Return the whole listing exactly as it stands.

--- START OF INPUT ---

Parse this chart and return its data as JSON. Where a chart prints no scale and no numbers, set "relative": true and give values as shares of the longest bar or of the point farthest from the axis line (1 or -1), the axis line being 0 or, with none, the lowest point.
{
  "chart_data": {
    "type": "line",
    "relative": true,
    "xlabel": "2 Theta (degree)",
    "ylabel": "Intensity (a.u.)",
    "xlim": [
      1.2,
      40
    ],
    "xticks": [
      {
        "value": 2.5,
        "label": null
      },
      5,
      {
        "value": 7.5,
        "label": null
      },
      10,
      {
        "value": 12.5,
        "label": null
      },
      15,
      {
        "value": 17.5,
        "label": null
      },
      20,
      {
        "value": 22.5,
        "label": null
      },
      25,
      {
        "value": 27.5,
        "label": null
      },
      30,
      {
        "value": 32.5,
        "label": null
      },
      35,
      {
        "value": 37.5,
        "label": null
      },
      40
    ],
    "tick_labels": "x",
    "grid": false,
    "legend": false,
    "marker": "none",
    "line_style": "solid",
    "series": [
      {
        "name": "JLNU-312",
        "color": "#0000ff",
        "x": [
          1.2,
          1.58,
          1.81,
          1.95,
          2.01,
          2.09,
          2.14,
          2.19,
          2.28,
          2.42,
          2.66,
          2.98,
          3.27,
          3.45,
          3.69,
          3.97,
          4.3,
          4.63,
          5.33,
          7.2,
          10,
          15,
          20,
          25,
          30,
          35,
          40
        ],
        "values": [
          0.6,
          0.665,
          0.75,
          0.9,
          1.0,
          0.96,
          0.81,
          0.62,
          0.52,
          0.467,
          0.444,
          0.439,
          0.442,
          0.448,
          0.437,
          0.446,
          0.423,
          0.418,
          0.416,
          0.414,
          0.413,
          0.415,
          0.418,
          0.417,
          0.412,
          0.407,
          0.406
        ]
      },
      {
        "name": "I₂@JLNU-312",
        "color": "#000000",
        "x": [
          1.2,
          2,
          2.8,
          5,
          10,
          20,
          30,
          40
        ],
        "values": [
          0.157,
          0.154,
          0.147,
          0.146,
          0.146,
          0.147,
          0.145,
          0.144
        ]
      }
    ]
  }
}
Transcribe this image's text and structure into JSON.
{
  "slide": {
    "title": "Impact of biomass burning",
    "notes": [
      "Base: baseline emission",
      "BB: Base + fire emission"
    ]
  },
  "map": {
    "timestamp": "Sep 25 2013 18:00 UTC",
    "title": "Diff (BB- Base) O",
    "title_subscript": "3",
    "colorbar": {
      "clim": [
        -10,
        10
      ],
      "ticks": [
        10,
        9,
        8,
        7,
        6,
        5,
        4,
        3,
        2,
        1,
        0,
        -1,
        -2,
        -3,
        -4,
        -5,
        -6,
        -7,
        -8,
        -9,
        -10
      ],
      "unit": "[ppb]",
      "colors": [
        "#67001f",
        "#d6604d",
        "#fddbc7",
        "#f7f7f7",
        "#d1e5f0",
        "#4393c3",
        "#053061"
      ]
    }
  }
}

--- END OF INPUT ---

SOLUTION FOR THIS PROBLEM:
Parse this chart and return its data as JSON. Where a chart prints no scale and no numbers, set "relative": true and give values as shares of the longest bar or of the point farthest from the axis line (1 or -1), the axis line being 0 or, with none, the lowest point.
{
  "chart_data": {
    "type": "line",
    "relative": true,
    "xlabel": "2 Theta (degree)",
    "ylabel": "Intensity (a.u.)",
    "xlim": [
      1.2,
      40
    ],
    "xticks": [
      {
        "value": 2.5,
        "label": null
      },
      5,
      {
        "value": 7.5,
        "label": null
      },
      10,
      {
        "value": 12.5,
        "label": null
      },
      15,
      {
        "value": 17.5,
        "label": null
      },
      20,
      {
        "value": 22.5,
        "label": null
      },
      25,
      {
        "value": 27.5,
        "label": null
      },
      30,
      {
        "value": 32.5,
        "label": null
      },
      35,
      {
        "value": 37.5,
        "label": null
      },
      40
    ],
    "tick_labels": "x",
    "grid": false,
    "legend": false,
    "marker": "none",
    "line_style": "solid",
    "series": [
      {
        "name": "JLNU-312",
        "color": "#0000ff",
        "x": [
          1.2,
          1.58,
          1.81,
          1.95,
          2.01,
          2.09,
          2.14,
          2.19,
          2.28,
          2.42,
          2.66,
          2.98,
          3.27,
          3.45,
          3.69,
          3.97,
          4.3,
          4.63,
          5.33,
          7.2,
          10,
          15,
          20,
          25,
          30,
          35,
          40
        ],
        "values": [
          0.6,
          0.665,
          0.75,
          0.9,
          1.0,
          0.96,
          0.81,
          0.62,
          0.52,
          0.467,
          0.444,
          0.439,
          0.442,
          0.448,
          0.437,
          0.446,
          0.423,
          0.418,
          0.416,
          0.414,
          0.413,
          0.415,
          0.418,
          0.417,
          0.412,
          0.407,
          0.406
        ]
      },
      {
        "name": "I₂@JLNU-312",
        "color": "#000000",
        "x": [
          1.2,
          2,
          2.8,
          5,
          10,
          20,
          30,
          40
        ],
        "values": [
          0.157,
          0.154,
          0.147,
          0.146,
          0.146,
          0.147,
          0.145,
          0.144
        ]
      }
    ]
  }
}
Transcribe this image's text and structure into JSON.
{
  "slide": {
    "title": "Impact of biomass burning",
    "notes": [
      "Base: baseline emission",
      "BB: Base + fire emission"
    ]
  },
  "map": {
    "timestamp": "Sep 25 2013 18:00 UTC",
    "title": "Diff (BB- Base) O",
    "title_subscript": "3",
    "colorbar": {
      "clim": [
        -10,
        10
      ],
      "ticks": [
        10,
        9,
        8,
        7,
        6,
        5,
        4,
        3,
        2,
        1,
        0,
        -1,
        -2,
        -3,
        -4,
        -5,
        -6,
        -7,
        -8,
        -9,
        -10
      ],
      "unit": "[ppb]",
      "colors": [
        "#67001f",
        "#d6604d",
        "#fddbc7",
        "#f7f7f7",
        "#d1e5f0",
        "#4393c3",
        "#053061"
      ]
    }
  }
}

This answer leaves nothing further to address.